EXERCISE DETAILS:
Omit all images. Transcribe the rest of the material below exactly.

══════

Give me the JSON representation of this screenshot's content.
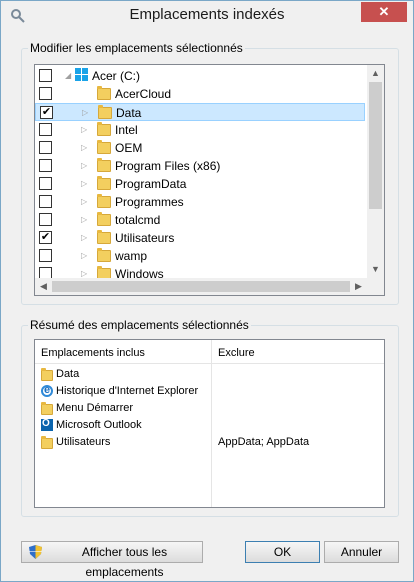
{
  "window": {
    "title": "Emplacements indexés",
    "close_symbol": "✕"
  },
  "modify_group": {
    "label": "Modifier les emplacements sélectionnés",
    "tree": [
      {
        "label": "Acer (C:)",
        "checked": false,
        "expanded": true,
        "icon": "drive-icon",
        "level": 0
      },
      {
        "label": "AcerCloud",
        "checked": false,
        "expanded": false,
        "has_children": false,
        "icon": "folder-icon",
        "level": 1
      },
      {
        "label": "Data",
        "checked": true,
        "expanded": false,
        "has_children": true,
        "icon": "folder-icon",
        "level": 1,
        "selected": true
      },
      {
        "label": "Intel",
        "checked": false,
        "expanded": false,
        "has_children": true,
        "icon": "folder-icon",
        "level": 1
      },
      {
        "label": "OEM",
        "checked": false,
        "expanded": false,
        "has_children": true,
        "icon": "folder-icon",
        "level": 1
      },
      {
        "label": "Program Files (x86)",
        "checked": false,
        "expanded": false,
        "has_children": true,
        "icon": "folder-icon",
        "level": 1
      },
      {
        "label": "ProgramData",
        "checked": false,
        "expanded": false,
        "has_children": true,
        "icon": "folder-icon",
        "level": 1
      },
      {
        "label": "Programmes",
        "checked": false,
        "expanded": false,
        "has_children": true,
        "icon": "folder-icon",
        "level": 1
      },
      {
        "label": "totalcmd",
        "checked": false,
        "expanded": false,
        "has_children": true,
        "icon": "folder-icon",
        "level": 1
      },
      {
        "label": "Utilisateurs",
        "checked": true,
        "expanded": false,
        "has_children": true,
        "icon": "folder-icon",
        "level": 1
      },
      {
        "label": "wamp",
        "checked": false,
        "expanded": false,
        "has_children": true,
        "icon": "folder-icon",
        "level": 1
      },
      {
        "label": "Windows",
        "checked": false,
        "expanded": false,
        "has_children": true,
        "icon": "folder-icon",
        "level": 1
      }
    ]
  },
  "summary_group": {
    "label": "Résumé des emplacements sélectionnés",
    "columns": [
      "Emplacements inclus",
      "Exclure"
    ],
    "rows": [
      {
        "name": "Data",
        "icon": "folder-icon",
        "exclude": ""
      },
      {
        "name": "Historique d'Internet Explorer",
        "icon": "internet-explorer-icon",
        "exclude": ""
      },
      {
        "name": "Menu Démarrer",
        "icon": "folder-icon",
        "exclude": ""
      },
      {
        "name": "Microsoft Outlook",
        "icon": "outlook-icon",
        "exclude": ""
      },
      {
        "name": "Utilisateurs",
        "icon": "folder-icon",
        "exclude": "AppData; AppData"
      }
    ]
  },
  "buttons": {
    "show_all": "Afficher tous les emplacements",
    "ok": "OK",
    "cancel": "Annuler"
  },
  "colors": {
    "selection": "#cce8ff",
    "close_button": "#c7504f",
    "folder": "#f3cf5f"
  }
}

══════

SOLUTION FOR THIS EXERCISE:
Give me the JSON representation of this screenshot's content.
{
  "window": {
    "title": "Emplacements indexés",
    "close_symbol": "✕"
  },
  "modify_group": {
    "label": "Modifier les emplacements sélectionnés",
    "tree": [
      {
        "label": "Acer (C:)",
        "checked": false,
        "expanded": true,
        "icon": "drive-icon",
        "level": 0
      },
      {
        "label": "AcerCloud",
        "checked": false,
        "expanded": false,
        "has_children": false,
        "icon": "folder-icon",
        "level": 1
      },
      {
        "label": "Data",
        "checked": true,
        "expanded": false,
        "has_children": true,
        "icon": "folder-icon",
        "level": 1,
        "selected": true
      },
      {
        "label": "Intel",
        "checked": false,
        "expanded": false,
        "has_children": true,
        "icon": "folder-icon",
        "level": 1
      },
      {
        "label": "OEM",
        "checked": false,
        "expanded": false,
        "has_children": true,
        "icon": "folder-icon",
        "level": 1
      },
      {
        "label": "Program Files (x86)",
        "checked": false,
        "expanded": false,
        "has_children": true,
        "icon": "folder-icon",
        "level": 1
      },
      {
        "label": "ProgramData",
        "checked": false,
        "expanded": false,
        "has_children": true,
        "icon": "folder-icon",
        "level": 1
      },
      {
        "label": "Programmes",
        "checked": false,
        "expanded": false,
        "has_children": true,
        "icon": "folder-icon",
        "level": 1
      },
      {
        "label": "totalcmd",
        "checked": false,
        "expanded": false,
        "has_children": true,
        "icon": "folder-icon",
        "level": 1
      },
      {
        "label": "Utilisateurs",
        "checked": true,
        "expanded": false,
        "has_children": true,
        "icon": "folder-icon",
        "level": 1
      },
      {
        "label": "wamp",
        "checked": false,
        "expanded": false,
        "has_children": true,
        "icon": "folder-icon",
        "level": 1
      },
      {
        "label": "Windows",
        "checked": false,
        "expanded": false,
        "has_children": true,
        "icon": "folder-icon",
        "level": 1
      }
    ]
  },
  "summary_group": {
    "label": "Résumé des emplacements sélectionnés",
    "columns": [
      "Emplacements inclus",
      "Exclure"
    ],
    "rows": [
      {
        "name": "Data",
        "icon": "folder-icon",
        "exclude": ""
      },
      {
        "name": "Historique d'Internet Explorer",
        "icon": "internet-explorer-icon",
        "exclude": ""
      },
      {
        "name": "Menu Démarrer",
        "icon": "folder-icon",
        "exclude": ""
      },
      {
        "name": "Microsoft Outlook",
        "icon": "outlook-icon",
        "exclude": ""
      },
      {
        "name": "Utilisateurs",
        "icon": "folder-icon",
        "exclude": "AppData; AppData"
      }
    ]
  },
  "buttons": {
    "show_all": "Afficher tous les emplacements",
    "ok": "OK",
    "cancel": "Annuler"
  },
  "colors": {
    "selection": "#cce8ff",
    "close_button": "#c7504f",
    "folder": "#f3cf5f"
  }
}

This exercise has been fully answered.